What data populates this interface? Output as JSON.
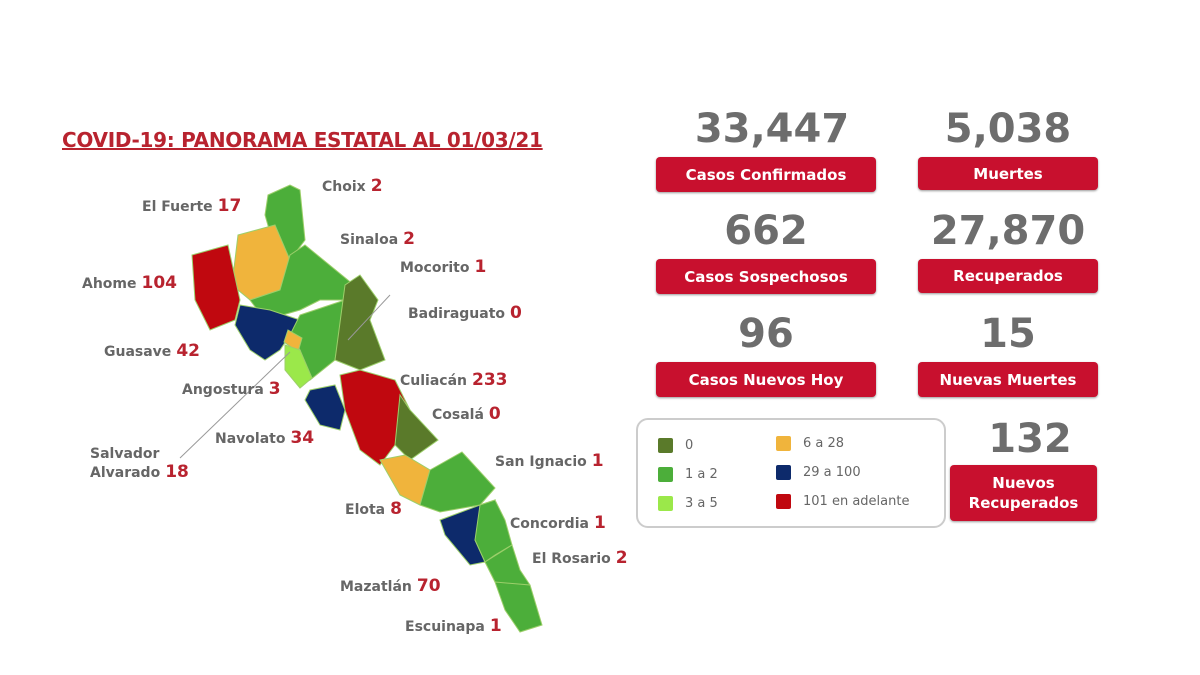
{
  "title": "COVID-19: PANORAMA ESTATAL AL 01/03/21",
  "colors": {
    "cero": "#5a7a2a",
    "uno_dos": "#4cae3a",
    "tres_cinco": "#9be84a",
    "seis_28": "#f0b43c",
    "v29_100": "#0d2a6b",
    "v101": "#c0080f",
    "accent": "#c8102e"
  },
  "municipios": [
    {
      "name": "Choix",
      "value": "2",
      "color": "#4cae3a"
    },
    {
      "name": "El Fuerte",
      "value": "17",
      "color": "#f0b43c"
    },
    {
      "name": "Sinaloa",
      "value": "2",
      "color": "#4cae3a"
    },
    {
      "name": "Mocorito",
      "value": "1",
      "color": "#4cae3a"
    },
    {
      "name": "Ahome",
      "value": "104",
      "color": "#c0080f"
    },
    {
      "name": "Badiraguato",
      "value": "0",
      "color": "#5a7a2a"
    },
    {
      "name": "Guasave",
      "value": "42",
      "color": "#0d2a6b"
    },
    {
      "name": "Angostura",
      "value": "3",
      "color": "#9be84a"
    },
    {
      "name": "Culiacán",
      "value": "233",
      "color": "#c0080f"
    },
    {
      "name": "Cosalá",
      "value": "0",
      "color": "#5a7a2a"
    },
    {
      "name": "Navolato",
      "value": "34",
      "color": "#0d2a6b"
    },
    {
      "name": "Salvador Alvarado",
      "value": "18",
      "color": "#f0b43c"
    },
    {
      "name": "San Ignacio",
      "value": "1",
      "color": "#4cae3a"
    },
    {
      "name": "Elota",
      "value": "8",
      "color": "#f0b43c"
    },
    {
      "name": "Concordia",
      "value": "1",
      "color": "#4cae3a"
    },
    {
      "name": "El Rosario",
      "value": "2",
      "color": "#4cae3a"
    },
    {
      "name": "Mazatlán",
      "value": "70",
      "color": "#0d2a6b"
    },
    {
      "name": "Escuinapa",
      "value": "1",
      "color": "#4cae3a"
    }
  ],
  "salvador_lines": [
    "Salvador",
    "Alvarado"
  ],
  "stats": {
    "confirmados": {
      "value": "33,447",
      "label": "Casos Confirmados"
    },
    "muertes": {
      "value": "5,038",
      "label": "Muertes"
    },
    "sospechosos": {
      "value": "662",
      "label": "Casos Sospechosos"
    },
    "recuperados": {
      "value": "27,870",
      "label": "Recuperados"
    },
    "nuevos_hoy": {
      "value": "96",
      "label": "Casos Nuevos Hoy"
    },
    "nuevas_muertes": {
      "value": "15",
      "label": "Nuevas Muertes"
    },
    "nuevos_recuperados": {
      "value": "132",
      "label_1": "Nuevos",
      "label_2": "Recuperados"
    }
  },
  "legend": [
    {
      "label": "0",
      "color": "#5a7a2a"
    },
    {
      "label": "1 a 2",
      "color": "#4cae3a"
    },
    {
      "label": "3 a 5",
      "color": "#9be84a"
    },
    {
      "label": "6 a 28",
      "color": "#f0b43c"
    },
    {
      "label": "29 a 100",
      "color": "#0d2a6b"
    },
    {
      "label": "101 en adelante",
      "color": "#c0080f"
    }
  ]
}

════════

Give back every line exactly as it stands, pictures excluded.

> **Reply**
What data populates this interface? Output as JSON.
{
  "title": "COVID-19: PANORAMA ESTATAL AL 01/03/21",
  "colors": {
    "cero": "#5a7a2a",
    "uno_dos": "#4cae3a",
    "tres_cinco": "#9be84a",
    "seis_28": "#f0b43c",
    "v29_100": "#0d2a6b",
    "v101": "#c0080f",
    "accent": "#c8102e"
  },
  "municipios": [
    {
      "name": "Choix",
      "value": "2",
      "color": "#4cae3a"
    },
    {
      "name": "El Fuerte",
      "value": "17",
      "color": "#f0b43c"
    },
    {
      "name": "Sinaloa",
      "value": "2",
      "color": "#4cae3a"
    },
    {
      "name": "Mocorito",
      "value": "1",
      "color": "#4cae3a"
    },
    {
      "name": "Ahome",
      "value": "104",
      "color": "#c0080f"
    },
    {
      "name": "Badiraguato",
      "value": "0",
      "color": "#5a7a2a"
    },
    {
      "name": "Guasave",
      "value": "42",
      "color": "#0d2a6b"
    },
    {
      "name": "Angostura",
      "value": "3",
      "color": "#9be84a"
    },
    {
      "name": "Culiacán",
      "value": "233",
      "color": "#c0080f"
    },
    {
      "name": "Cosalá",
      "value": "0",
      "color": "#5a7a2a"
    },
    {
      "name": "Navolato",
      "value": "34",
      "color": "#0d2a6b"
    },
    {
      "name": "Salvador Alvarado",
      "value": "18",
      "color": "#f0b43c"
    },
    {
      "name": "San Ignacio",
      "value": "1",
      "color": "#4cae3a"
    },
    {
      "name": "Elota",
      "value": "8",
      "color": "#f0b43c"
    },
    {
      "name": "Concordia",
      "value": "1",
      "color": "#4cae3a"
    },
    {
      "name": "El Rosario",
      "value": "2",
      "color": "#4cae3a"
    },
    {
      "name": "Mazatlán",
      "value": "70",
      "color": "#0d2a6b"
    },
    {
      "name": "Escuinapa",
      "value": "1",
      "color": "#4cae3a"
    }
  ],
  "salvador_lines": [
    "Salvador",
    "Alvarado"
  ],
  "stats": {
    "confirmados": {
      "value": "33,447",
      "label": "Casos Confirmados"
    },
    "muertes": {
      "value": "5,038",
      "label": "Muertes"
    },
    "sospechosos": {
      "value": "662",
      "label": "Casos Sospechosos"
    },
    "recuperados": {
      "value": "27,870",
      "label": "Recuperados"
    },
    "nuevos_hoy": {
      "value": "96",
      "label": "Casos Nuevos Hoy"
    },
    "nuevas_muertes": {
      "value": "15",
      "label": "Nuevas Muertes"
    },
    "nuevos_recuperados": {
      "value": "132",
      "label_1": "Nuevos",
      "label_2": "Recuperados"
    }
  },
  "legend": [
    {
      "label": "0",
      "color": "#5a7a2a"
    },
    {
      "label": "1 a 2",
      "color": "#4cae3a"
    },
    {
      "label": "3 a 5",
      "color": "#9be84a"
    },
    {
      "label": "6 a 28",
      "color": "#f0b43c"
    },
    {
      "label": "29 a 100",
      "color": "#0d2a6b"
    },
    {
      "label": "101 en adelante",
      "color": "#c0080f"
    }
  ]
}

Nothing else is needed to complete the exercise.